■ Problem to solve ■
Omit the images. Copy each entry word for word.

■ Record excerpts ■
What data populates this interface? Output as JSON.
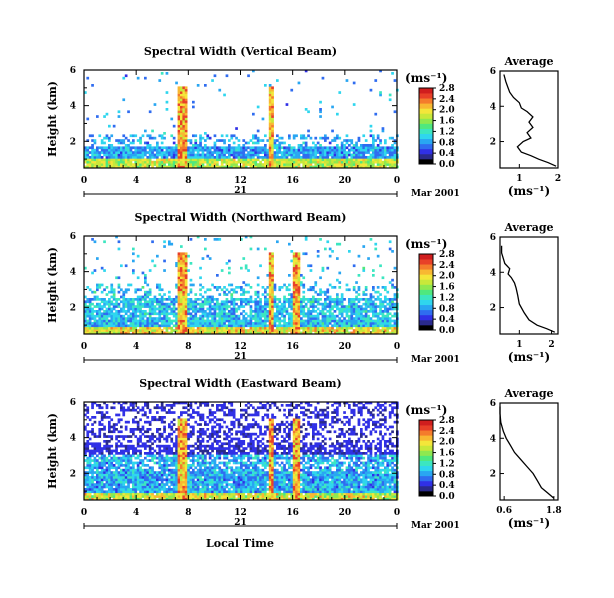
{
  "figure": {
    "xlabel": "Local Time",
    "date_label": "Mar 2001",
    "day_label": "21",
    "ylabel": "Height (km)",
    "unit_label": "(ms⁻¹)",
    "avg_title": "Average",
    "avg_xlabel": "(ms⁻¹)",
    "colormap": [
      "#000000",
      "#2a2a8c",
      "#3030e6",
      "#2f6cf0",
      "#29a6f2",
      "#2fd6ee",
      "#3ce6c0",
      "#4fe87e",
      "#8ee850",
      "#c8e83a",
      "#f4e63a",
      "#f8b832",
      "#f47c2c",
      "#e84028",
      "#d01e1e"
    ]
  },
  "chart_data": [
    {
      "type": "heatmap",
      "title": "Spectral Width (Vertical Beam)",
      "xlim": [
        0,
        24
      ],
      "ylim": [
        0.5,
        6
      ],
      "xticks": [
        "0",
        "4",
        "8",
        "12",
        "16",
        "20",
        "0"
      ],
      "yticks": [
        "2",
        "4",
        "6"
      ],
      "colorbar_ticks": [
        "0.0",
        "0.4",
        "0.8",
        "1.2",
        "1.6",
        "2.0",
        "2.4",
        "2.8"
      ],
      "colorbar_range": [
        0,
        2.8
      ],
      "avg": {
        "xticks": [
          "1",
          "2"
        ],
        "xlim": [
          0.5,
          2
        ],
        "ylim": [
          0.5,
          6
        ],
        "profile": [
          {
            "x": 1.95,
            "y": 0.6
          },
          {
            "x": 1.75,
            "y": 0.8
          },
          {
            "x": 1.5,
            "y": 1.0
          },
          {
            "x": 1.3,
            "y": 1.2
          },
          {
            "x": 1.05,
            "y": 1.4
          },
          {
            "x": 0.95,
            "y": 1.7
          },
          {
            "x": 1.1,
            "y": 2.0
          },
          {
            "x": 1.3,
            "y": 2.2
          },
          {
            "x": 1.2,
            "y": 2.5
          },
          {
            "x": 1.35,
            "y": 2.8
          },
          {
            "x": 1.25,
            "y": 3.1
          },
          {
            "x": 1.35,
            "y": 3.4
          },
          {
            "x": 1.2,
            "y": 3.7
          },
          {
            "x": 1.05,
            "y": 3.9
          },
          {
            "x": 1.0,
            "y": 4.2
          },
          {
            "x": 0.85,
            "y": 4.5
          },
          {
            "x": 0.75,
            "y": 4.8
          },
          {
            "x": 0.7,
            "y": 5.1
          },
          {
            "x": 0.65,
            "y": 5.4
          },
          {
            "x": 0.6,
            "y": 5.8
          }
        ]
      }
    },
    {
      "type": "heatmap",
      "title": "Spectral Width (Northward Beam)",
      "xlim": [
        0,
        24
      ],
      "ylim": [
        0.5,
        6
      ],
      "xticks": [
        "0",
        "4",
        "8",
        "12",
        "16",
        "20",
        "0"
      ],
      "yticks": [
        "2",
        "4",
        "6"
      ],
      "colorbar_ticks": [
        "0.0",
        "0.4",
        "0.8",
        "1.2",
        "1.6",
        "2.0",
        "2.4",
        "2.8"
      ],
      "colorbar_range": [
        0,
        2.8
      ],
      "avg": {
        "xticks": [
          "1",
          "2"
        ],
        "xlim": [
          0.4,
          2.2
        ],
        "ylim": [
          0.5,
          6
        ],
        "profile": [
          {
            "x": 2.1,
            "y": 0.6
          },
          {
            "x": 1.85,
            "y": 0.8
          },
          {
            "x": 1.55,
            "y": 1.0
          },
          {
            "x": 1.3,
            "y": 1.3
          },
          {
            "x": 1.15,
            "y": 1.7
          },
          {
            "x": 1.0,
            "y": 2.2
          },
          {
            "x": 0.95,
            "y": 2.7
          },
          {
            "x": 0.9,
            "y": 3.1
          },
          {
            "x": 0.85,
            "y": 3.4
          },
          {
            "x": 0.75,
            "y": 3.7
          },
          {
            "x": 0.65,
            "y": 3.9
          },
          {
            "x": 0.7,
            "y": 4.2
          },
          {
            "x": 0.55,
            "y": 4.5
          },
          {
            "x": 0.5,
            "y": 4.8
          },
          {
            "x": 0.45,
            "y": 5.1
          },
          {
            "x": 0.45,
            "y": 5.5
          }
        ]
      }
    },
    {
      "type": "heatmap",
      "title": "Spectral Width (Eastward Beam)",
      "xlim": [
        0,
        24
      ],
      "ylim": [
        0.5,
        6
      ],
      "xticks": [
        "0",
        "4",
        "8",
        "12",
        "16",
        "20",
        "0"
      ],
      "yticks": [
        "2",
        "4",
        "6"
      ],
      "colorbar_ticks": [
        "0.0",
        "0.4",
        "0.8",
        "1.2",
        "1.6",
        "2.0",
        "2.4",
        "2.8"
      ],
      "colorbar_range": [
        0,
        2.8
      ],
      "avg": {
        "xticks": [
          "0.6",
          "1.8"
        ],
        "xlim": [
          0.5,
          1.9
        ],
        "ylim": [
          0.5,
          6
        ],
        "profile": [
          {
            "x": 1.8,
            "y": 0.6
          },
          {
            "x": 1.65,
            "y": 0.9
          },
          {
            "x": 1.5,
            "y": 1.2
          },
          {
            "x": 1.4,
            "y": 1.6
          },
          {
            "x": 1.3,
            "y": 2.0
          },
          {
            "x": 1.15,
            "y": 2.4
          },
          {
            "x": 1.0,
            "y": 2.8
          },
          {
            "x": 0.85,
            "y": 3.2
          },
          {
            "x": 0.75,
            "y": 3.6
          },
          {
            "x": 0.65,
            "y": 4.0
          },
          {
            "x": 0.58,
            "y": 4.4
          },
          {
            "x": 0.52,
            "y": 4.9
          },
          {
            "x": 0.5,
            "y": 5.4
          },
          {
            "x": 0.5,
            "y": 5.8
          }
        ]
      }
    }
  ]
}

■ Answer to this task ■
What data populates this interface? Output as JSON.
{
  "figure": {
    "xlabel": "Local Time",
    "date_label": "Mar 2001",
    "day_label": "21",
    "ylabel": "Height (km)",
    "unit_label": "(ms⁻¹)",
    "avg_title": "Average",
    "avg_xlabel": "(ms⁻¹)",
    "colormap": [
      "#000000",
      "#2a2a8c",
      "#3030e6",
      "#2f6cf0",
      "#29a6f2",
      "#2fd6ee",
      "#3ce6c0",
      "#4fe87e",
      "#8ee850",
      "#c8e83a",
      "#f4e63a",
      "#f8b832",
      "#f47c2c",
      "#e84028",
      "#d01e1e"
    ]
  },
  "chart_data": [
    {
      "type": "heatmap",
      "title": "Spectral Width (Vertical Beam)",
      "xlim": [
        0,
        24
      ],
      "ylim": [
        0.5,
        6
      ],
      "xticks": [
        "0",
        "4",
        "8",
        "12",
        "16",
        "20",
        "0"
      ],
      "yticks": [
        "2",
        "4",
        "6"
      ],
      "colorbar_ticks": [
        "0.0",
        "0.4",
        "0.8",
        "1.2",
        "1.6",
        "2.0",
        "2.4",
        "2.8"
      ],
      "colorbar_range": [
        0,
        2.8
      ],
      "avg": {
        "xticks": [
          "1",
          "2"
        ],
        "xlim": [
          0.5,
          2
        ],
        "ylim": [
          0.5,
          6
        ],
        "profile": [
          {
            "x": 1.95,
            "y": 0.6
          },
          {
            "x": 1.75,
            "y": 0.8
          },
          {
            "x": 1.5,
            "y": 1.0
          },
          {
            "x": 1.3,
            "y": 1.2
          },
          {
            "x": 1.05,
            "y": 1.4
          },
          {
            "x": 0.95,
            "y": 1.7
          },
          {
            "x": 1.1,
            "y": 2.0
          },
          {
            "x": 1.3,
            "y": 2.2
          },
          {
            "x": 1.2,
            "y": 2.5
          },
          {
            "x": 1.35,
            "y": 2.8
          },
          {
            "x": 1.25,
            "y": 3.1
          },
          {
            "x": 1.35,
            "y": 3.4
          },
          {
            "x": 1.2,
            "y": 3.7
          },
          {
            "x": 1.05,
            "y": 3.9
          },
          {
            "x": 1.0,
            "y": 4.2
          },
          {
            "x": 0.85,
            "y": 4.5
          },
          {
            "x": 0.75,
            "y": 4.8
          },
          {
            "x": 0.7,
            "y": 5.1
          },
          {
            "x": 0.65,
            "y": 5.4
          },
          {
            "x": 0.6,
            "y": 5.8
          }
        ]
      }
    },
    {
      "type": "heatmap",
      "title": "Spectral Width (Northward Beam)",
      "xlim": [
        0,
        24
      ],
      "ylim": [
        0.5,
        6
      ],
      "xticks": [
        "0",
        "4",
        "8",
        "12",
        "16",
        "20",
        "0"
      ],
      "yticks": [
        "2",
        "4",
        "6"
      ],
      "colorbar_ticks": [
        "0.0",
        "0.4",
        "0.8",
        "1.2",
        "1.6",
        "2.0",
        "2.4",
        "2.8"
      ],
      "colorbar_range": [
        0,
        2.8
      ],
      "avg": {
        "xticks": [
          "1",
          "2"
        ],
        "xlim": [
          0.4,
          2.2
        ],
        "ylim": [
          0.5,
          6
        ],
        "profile": [
          {
            "x": 2.1,
            "y": 0.6
          },
          {
            "x": 1.85,
            "y": 0.8
          },
          {
            "x": 1.55,
            "y": 1.0
          },
          {
            "x": 1.3,
            "y": 1.3
          },
          {
            "x": 1.15,
            "y": 1.7
          },
          {
            "x": 1.0,
            "y": 2.2
          },
          {
            "x": 0.95,
            "y": 2.7
          },
          {
            "x": 0.9,
            "y": 3.1
          },
          {
            "x": 0.85,
            "y": 3.4
          },
          {
            "x": 0.75,
            "y": 3.7
          },
          {
            "x": 0.65,
            "y": 3.9
          },
          {
            "x": 0.7,
            "y": 4.2
          },
          {
            "x": 0.55,
            "y": 4.5
          },
          {
            "x": 0.5,
            "y": 4.8
          },
          {
            "x": 0.45,
            "y": 5.1
          },
          {
            "x": 0.45,
            "y": 5.5
          }
        ]
      }
    },
    {
      "type": "heatmap",
      "title": "Spectral Width (Eastward Beam)",
      "xlim": [
        0,
        24
      ],
      "ylim": [
        0.5,
        6
      ],
      "xticks": [
        "0",
        "4",
        "8",
        "12",
        "16",
        "20",
        "0"
      ],
      "yticks": [
        "2",
        "4",
        "6"
      ],
      "colorbar_ticks": [
        "0.0",
        "0.4",
        "0.8",
        "1.2",
        "1.6",
        "2.0",
        "2.4",
        "2.8"
      ],
      "colorbar_range": [
        0,
        2.8
      ],
      "avg": {
        "xticks": [
          "0.6",
          "1.8"
        ],
        "xlim": [
          0.5,
          1.9
        ],
        "ylim": [
          0.5,
          6
        ],
        "profile": [
          {
            "x": 1.8,
            "y": 0.6
          },
          {
            "x": 1.65,
            "y": 0.9
          },
          {
            "x": 1.5,
            "y": 1.2
          },
          {
            "x": 1.4,
            "y": 1.6
          },
          {
            "x": 1.3,
            "y": 2.0
          },
          {
            "x": 1.15,
            "y": 2.4
          },
          {
            "x": 1.0,
            "y": 2.8
          },
          {
            "x": 0.85,
            "y": 3.2
          },
          {
            "x": 0.75,
            "y": 3.6
          },
          {
            "x": 0.65,
            "y": 4.0
          },
          {
            "x": 0.58,
            "y": 4.4
          },
          {
            "x": 0.52,
            "y": 4.9
          },
          {
            "x": 0.5,
            "y": 5.4
          },
          {
            "x": 0.5,
            "y": 5.8
          }
        ]
      }
    }
  ]
}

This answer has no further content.